- **Work to be completed**
Transcribe the records below exactly.
****************************************
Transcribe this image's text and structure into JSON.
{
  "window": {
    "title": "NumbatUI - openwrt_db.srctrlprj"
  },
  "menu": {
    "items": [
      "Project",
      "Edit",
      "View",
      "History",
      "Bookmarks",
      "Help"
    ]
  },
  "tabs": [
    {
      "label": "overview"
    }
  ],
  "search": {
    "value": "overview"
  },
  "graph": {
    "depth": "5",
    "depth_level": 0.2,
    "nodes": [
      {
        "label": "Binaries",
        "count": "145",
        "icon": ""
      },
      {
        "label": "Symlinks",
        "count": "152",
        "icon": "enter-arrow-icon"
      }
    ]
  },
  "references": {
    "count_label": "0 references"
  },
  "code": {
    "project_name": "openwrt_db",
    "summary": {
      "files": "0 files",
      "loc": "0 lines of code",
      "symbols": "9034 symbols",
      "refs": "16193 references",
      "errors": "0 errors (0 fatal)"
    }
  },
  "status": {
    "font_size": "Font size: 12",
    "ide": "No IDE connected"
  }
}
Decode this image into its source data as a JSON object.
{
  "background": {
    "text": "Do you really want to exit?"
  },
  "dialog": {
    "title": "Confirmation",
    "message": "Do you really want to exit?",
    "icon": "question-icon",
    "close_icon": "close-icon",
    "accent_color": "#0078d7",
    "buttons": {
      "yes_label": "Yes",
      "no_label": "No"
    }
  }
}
****************************************
- **Result of the exercise**
Transcribe this image's text and structure into JSON.
{
  "window": {
    "title": "NumbatUI - openwrt_db.srctrlprj"
  },
  "menu": {
    "items": [
      "Project",
      "Edit",
      "View",
      "History",
      "Bookmarks",
      "Help"
    ]
  },
  "tabs": [
    {
      "label": "overview"
    }
  ],
  "search": {
    "value": "overview"
  },
  "graph": {
    "depth": "5",
    "depth_level": 0.2,
    "nodes": [
      {
        "label": "Binaries",
        "count": "145",
        "icon": ""
      },
      {
        "label": "Symlinks",
        "count": "152",
        "icon": "enter-arrow-icon"
      }
    ]
  },
  "references": {
    "count_label": "0 references"
  },
  "code": {
    "project_name": "openwrt_db",
    "summary": {
      "files": "0 files",
      "loc": "0 lines of code",
      "symbols": "9034 symbols",
      "refs": "16193 references",
      "errors": "0 errors (0 fatal)"
    }
  },
  "status": {
    "font_size": "Font size: 12",
    "ide": "No IDE connected"
  }
}
Decode this image into its source data as a JSON object.
{
  "background": {
    "text": "Do you really want to exit?"
  },
  "dialog": {
    "title": "Confirmation",
    "message": "Do you really want to exit?",
    "icon": "question-icon",
    "close_icon": "close-icon",
    "accent_color": "#0078d7",
    "buttons": {
      "yes_label": "Yes",
      "no_label": "No"
    }
  }
}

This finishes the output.